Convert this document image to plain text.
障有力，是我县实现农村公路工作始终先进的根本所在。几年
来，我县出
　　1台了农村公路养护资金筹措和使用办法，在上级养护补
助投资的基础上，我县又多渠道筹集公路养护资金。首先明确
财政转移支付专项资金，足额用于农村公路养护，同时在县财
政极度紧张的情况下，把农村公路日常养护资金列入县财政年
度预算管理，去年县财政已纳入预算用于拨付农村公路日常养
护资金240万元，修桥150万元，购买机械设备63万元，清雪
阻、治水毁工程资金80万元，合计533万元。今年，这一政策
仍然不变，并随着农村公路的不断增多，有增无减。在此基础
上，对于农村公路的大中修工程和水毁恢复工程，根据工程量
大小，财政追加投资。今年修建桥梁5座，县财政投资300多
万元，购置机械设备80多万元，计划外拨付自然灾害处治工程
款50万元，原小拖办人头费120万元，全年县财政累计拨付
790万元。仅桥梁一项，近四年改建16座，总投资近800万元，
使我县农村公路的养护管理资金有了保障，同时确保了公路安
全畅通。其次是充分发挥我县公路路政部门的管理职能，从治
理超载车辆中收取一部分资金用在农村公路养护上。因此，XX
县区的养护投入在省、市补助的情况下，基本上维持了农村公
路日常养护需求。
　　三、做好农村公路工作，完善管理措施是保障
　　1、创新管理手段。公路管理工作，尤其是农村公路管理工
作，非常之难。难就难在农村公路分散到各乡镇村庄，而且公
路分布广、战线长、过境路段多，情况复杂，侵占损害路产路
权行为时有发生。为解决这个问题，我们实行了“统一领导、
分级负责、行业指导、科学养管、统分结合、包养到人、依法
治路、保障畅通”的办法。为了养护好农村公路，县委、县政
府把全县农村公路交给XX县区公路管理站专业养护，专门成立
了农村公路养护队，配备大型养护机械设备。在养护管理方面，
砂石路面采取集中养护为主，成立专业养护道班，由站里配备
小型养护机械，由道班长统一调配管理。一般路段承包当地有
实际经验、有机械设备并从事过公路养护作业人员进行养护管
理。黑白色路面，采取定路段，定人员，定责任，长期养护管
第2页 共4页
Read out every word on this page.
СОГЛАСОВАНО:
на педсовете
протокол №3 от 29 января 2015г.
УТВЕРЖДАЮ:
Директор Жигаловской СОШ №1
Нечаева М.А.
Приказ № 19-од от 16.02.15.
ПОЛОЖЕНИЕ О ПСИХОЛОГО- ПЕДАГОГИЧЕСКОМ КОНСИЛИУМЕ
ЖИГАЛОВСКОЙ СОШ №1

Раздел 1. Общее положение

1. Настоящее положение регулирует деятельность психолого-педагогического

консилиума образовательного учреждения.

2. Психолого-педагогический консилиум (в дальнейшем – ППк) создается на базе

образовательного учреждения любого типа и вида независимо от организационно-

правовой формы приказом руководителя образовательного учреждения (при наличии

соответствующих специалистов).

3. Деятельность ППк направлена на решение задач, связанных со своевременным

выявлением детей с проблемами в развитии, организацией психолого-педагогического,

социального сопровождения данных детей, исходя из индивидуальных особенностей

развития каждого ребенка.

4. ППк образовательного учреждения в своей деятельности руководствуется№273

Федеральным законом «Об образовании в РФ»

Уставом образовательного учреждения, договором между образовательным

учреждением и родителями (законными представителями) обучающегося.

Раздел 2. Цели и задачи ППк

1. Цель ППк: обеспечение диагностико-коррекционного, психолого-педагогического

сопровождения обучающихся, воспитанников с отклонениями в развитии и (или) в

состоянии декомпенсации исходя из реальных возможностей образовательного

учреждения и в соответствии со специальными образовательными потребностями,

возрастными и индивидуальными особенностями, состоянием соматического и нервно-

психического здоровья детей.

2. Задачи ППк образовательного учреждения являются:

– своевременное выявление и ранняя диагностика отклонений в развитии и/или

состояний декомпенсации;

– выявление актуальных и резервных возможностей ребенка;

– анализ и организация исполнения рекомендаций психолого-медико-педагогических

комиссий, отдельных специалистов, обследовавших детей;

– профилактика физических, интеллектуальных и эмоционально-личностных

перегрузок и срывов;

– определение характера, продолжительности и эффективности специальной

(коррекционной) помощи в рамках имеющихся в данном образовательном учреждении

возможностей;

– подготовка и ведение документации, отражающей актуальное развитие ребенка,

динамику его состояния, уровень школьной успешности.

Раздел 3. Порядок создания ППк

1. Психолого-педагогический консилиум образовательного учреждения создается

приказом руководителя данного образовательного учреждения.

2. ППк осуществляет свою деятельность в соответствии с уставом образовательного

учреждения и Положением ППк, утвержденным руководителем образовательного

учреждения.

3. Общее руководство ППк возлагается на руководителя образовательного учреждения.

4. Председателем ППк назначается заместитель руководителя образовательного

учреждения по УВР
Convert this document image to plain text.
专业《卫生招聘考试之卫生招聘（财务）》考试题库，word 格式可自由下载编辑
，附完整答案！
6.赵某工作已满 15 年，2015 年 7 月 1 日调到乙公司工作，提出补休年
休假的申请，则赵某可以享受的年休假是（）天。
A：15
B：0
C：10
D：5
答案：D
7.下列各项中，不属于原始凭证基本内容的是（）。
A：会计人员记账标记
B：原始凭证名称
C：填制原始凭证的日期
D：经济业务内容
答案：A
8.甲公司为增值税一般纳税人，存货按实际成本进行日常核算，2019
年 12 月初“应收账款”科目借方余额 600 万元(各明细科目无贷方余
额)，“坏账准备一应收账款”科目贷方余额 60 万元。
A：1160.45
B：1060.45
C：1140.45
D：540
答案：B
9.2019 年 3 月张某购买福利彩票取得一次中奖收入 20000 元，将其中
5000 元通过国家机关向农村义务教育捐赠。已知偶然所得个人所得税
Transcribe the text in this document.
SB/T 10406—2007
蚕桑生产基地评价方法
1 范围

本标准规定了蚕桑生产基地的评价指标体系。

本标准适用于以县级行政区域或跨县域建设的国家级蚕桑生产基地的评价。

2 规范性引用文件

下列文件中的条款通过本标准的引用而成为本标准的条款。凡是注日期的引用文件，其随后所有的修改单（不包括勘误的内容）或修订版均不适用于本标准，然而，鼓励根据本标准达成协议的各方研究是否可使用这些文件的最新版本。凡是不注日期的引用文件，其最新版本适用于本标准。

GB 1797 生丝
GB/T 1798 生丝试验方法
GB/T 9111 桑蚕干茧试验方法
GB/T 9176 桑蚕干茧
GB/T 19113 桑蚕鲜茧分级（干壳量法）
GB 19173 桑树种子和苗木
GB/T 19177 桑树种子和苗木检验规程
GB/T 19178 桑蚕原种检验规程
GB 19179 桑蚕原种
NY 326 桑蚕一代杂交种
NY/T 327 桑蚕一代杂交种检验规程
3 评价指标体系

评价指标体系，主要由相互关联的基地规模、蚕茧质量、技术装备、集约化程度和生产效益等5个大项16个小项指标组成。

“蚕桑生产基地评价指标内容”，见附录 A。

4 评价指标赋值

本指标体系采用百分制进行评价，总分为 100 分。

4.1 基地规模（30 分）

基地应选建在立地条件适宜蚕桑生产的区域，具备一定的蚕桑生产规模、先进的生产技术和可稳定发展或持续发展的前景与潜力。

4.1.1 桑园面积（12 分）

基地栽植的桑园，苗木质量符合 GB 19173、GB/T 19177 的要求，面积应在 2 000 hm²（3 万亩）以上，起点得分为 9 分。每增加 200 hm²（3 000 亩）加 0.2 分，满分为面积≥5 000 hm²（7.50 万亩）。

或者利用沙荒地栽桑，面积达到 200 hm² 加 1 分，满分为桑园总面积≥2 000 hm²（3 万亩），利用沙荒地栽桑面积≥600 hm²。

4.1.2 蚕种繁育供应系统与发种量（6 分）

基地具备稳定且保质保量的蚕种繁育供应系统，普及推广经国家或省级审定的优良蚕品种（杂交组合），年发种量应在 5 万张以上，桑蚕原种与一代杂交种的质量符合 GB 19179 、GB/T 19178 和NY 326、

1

# # #

Nothing but the lines from the one with "Transcribe the text in this document." through the last line should be repeated, each exactly as it stands.

RESULT OF THE EXERCISE:
Transcribe the text in this document.
SB/T 10406—2007
蚕桑生产基地评价方法
1 范围

本标准规定了蚕桑生产基地的评价指标体系。

本标准适用于以县级行政区域或跨县域建设的国家级蚕桑生产基地的评价。

2 规范性引用文件

下列文件中的条款通过本标准的引用而成为本标准的条款。凡是注日期的引用文件，其随后所有的修改单（不包括勘误的内容）或修订版均不适用于本标准，然而，鼓励根据本标准达成协议的各方研究是否可使用这些文件的最新版本。凡是不注日期的引用文件，其最新版本适用于本标准。

GB 1797 生丝
GB/T 1798 生丝试验方法
GB/T 9111 桑蚕干茧试验方法
GB/T 9176 桑蚕干茧
GB/T 19113 桑蚕鲜茧分级（干壳量法）
GB 19173 桑树种子和苗木
GB/T 19177 桑树种子和苗木检验规程
GB/T 19178 桑蚕原种检验规程
GB 19179 桑蚕原种
NY 326 桑蚕一代杂交种
NY/T 327 桑蚕一代杂交种检验规程
3 评价指标体系

评价指标体系，主要由相互关联的基地规模、蚕茧质量、技术装备、集约化程度和生产效益等5个大项16个小项指标组成。

“蚕桑生产基地评价指标内容”，见附录 A。

4 评价指标赋值

本指标体系采用百分制进行评价，总分为 100 分。

4.1 基地规模（30 分）

基地应选建在立地条件适宜蚕桑生产的区域，具备一定的蚕桑生产规模、先进的生产技术和可稳定发展或持续发展的前景与潜力。

4.1.1 桑园面积（12 分）

基地栽植的桑园，苗木质量符合 GB 19173、GB/T 19177 的要求，面积应在 2 000 hm²（3 万亩）以上，起点得分为 9 分。每增加 200 hm²（3 000 亩）加 0.2 分，满分为面积≥5 000 hm²（7.50 万亩）。

或者利用沙荒地栽桑，面积达到 200 hm² 加 1 分，满分为桑园总面积≥2 000 hm²（3 万亩），利用沙荒地栽桑面积≥600 hm²。

4.1.2 蚕种繁育供应系统与发种量（6 分）

基地具备稳定且保质保量的蚕种繁育供应系统，普及推广经国家或省级审定的优良蚕品种（杂交组合），年发种量应在 5 万张以上，桑蚕原种与一代杂交种的质量符合 GB 19179 、GB/T 19178 和NY 326、

1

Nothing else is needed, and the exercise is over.